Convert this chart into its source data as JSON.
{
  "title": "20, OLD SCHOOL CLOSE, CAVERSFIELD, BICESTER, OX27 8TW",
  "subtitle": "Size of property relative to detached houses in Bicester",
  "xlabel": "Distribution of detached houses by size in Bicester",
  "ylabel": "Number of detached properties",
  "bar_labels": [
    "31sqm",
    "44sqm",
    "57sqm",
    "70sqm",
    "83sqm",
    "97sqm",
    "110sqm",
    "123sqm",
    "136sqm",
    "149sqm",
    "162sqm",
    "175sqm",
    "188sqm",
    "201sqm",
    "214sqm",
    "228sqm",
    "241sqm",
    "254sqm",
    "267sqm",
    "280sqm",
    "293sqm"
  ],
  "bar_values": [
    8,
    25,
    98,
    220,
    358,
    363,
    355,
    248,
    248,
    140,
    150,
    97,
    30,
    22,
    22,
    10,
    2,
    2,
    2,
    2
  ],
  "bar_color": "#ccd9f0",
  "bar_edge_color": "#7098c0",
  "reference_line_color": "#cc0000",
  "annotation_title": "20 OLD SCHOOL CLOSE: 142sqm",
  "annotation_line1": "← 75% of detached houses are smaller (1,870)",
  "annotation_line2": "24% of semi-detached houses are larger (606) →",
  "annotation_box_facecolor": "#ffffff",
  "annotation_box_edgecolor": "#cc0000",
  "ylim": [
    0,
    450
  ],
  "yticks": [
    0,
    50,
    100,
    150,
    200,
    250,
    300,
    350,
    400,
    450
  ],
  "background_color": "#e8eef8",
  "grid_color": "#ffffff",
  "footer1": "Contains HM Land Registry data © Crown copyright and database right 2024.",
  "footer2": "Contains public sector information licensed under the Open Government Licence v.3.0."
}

* * * *

## Task statement
Hand back the material above in full, exactly as written.

## Response to this exercise
Convert this chart into its source data as JSON.
{
  "title": "20, OLD SCHOOL CLOSE, CAVERSFIELD, BICESTER, OX27 8TW",
  "subtitle": "Size of property relative to detached houses in Bicester",
  "xlabel": "Distribution of detached houses by size in Bicester",
  "ylabel": "Number of detached properties",
  "bar_labels": [
    "31sqm",
    "44sqm",
    "57sqm",
    "70sqm",
    "83sqm",
    "97sqm",
    "110sqm",
    "123sqm",
    "136sqm",
    "149sqm",
    "162sqm",
    "175sqm",
    "188sqm",
    "201sqm",
    "214sqm",
    "228sqm",
    "241sqm",
    "254sqm",
    "267sqm",
    "280sqm",
    "293sqm"
  ],
  "bar_values": [
    8,
    25,
    98,
    220,
    358,
    363,
    355,
    248,
    248,
    140,
    150,
    97,
    30,
    22,
    22,
    10,
    2,
    2,
    2,
    2
  ],
  "bar_color": "#ccd9f0",
  "bar_edge_color": "#7098c0",
  "reference_line_color": "#cc0000",
  "annotation_title": "20 OLD SCHOOL CLOSE: 142sqm",
  "annotation_line1": "← 75% of detached houses are smaller (1,870)",
  "annotation_line2": "24% of semi-detached houses are larger (606) →",
  "annotation_box_facecolor": "#ffffff",
  "annotation_box_edgecolor": "#cc0000",
  "ylim": [
    0,
    450
  ],
  "yticks": [
    0,
    50,
    100,
    150,
    200,
    250,
    300,
    350,
    400,
    450
  ],
  "background_color": "#e8eef8",
  "grid_color": "#ffffff",
  "footer1": "Contains HM Land Registry data © Crown copyright and database right 2024.",
  "footer2": "Contains public sector information licensed under the Open Government Licence v.3.0."
}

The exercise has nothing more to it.